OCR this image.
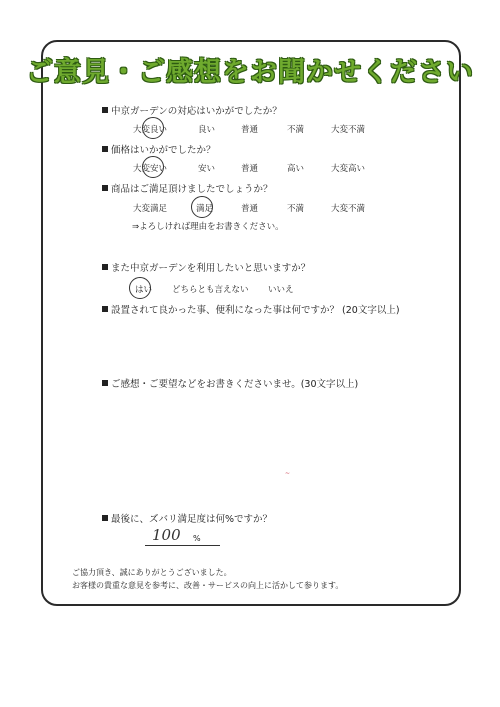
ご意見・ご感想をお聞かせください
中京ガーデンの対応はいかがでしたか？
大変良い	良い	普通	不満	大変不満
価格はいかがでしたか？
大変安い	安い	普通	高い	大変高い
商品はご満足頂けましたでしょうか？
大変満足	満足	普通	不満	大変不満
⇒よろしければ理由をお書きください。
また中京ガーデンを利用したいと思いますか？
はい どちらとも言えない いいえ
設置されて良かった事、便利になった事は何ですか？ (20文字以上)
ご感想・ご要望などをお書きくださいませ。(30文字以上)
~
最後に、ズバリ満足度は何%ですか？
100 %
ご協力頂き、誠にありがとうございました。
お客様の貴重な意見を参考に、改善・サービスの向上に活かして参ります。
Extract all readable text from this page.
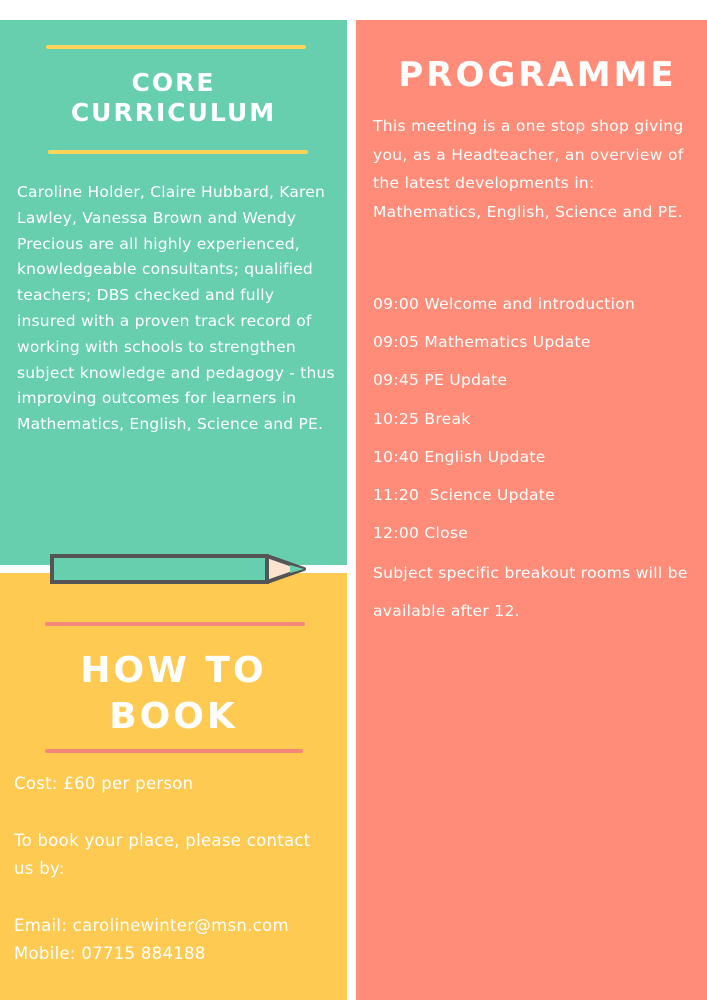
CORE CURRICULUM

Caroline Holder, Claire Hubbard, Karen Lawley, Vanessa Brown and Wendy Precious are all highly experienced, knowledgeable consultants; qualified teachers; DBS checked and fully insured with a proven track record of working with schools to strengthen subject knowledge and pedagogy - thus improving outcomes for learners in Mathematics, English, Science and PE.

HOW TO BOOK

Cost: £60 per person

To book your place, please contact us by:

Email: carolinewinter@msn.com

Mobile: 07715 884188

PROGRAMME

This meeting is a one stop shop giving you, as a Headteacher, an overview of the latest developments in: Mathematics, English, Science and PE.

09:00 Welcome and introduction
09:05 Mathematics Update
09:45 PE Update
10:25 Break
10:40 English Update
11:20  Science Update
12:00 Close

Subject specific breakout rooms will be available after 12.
———
◆ **TASK TO COMPLETE**:
Find each line holding "Science". Copy it out.

◆ **EXPECTED OUTPUT**:
Caroline Holder, Claire Hubbard, Karen Lawley, Vanessa Brown and Wendy Precious are all highly experienced, knowledgeable consultants; qualified teachers; DBS checked and fully insured with a proven track record of working with schools to strengthen subject knowledge and pedagogy - thus improving outcomes for learners in Mathematics, English, Science and PE.
This meeting is a one stop shop giving you, as a Headteacher, an overview of the latest developments in: Mathematics, English, Science and PE.
11:20  Science Update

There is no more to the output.